##### Materials provided

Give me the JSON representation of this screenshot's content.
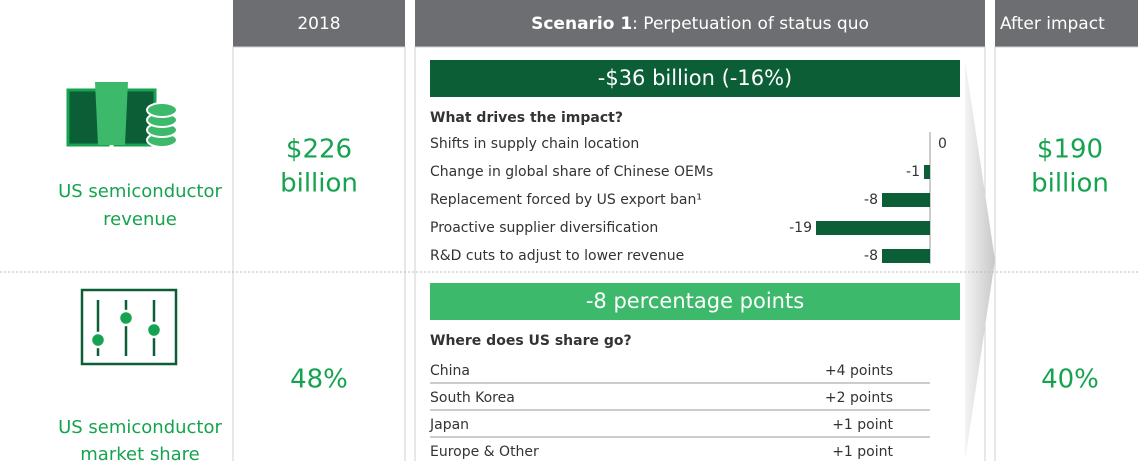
{
  "header": {
    "year": "2018",
    "scenario_bold": "Scenario 1",
    "scenario_rest": ": Perpetuation of status quo",
    "after": "After impact"
  },
  "revenue": {
    "label_lines": [
      "US semiconductor",
      "revenue"
    ],
    "before_lines": [
      "$226",
      "billion"
    ],
    "after_lines": [
      "$190",
      "billion"
    ],
    "headline": "-$36 billion (-16%)",
    "question": "What drives the impact?",
    "drivers": [
      {
        "label": "Shifts in supply chain location",
        "value": 0
      },
      {
        "label": "Change in global share of Chinese OEMs",
        "value": -1
      },
      {
        "label": "Replacement forced by US export ban¹",
        "value": -8
      },
      {
        "label": "Proactive supplier diversification",
        "value": -19
      },
      {
        "label": "R&D cuts to adjust to lower revenue",
        "value": -8
      }
    ]
  },
  "share": {
    "label_lines": [
      "US semiconductor",
      "market share"
    ],
    "before": "48%",
    "after": "40%",
    "headline": "-8 percentage points",
    "question": "Where does US share go?",
    "rows": [
      [
        "China",
        "+4 points"
      ],
      [
        "South Korea",
        "+2 points"
      ],
      [
        "Japan",
        "+1 point"
      ],
      [
        "Europe & Other",
        "+1 point"
      ]
    ]
  }
}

##########

What you should do:
Copy the lines from the entries above in which the word "share" appears.

Worked solution:
        "label": "Change in global share of Chinese OEMs",
  "share": {
      "market share"
    "question": "Where does US share go?",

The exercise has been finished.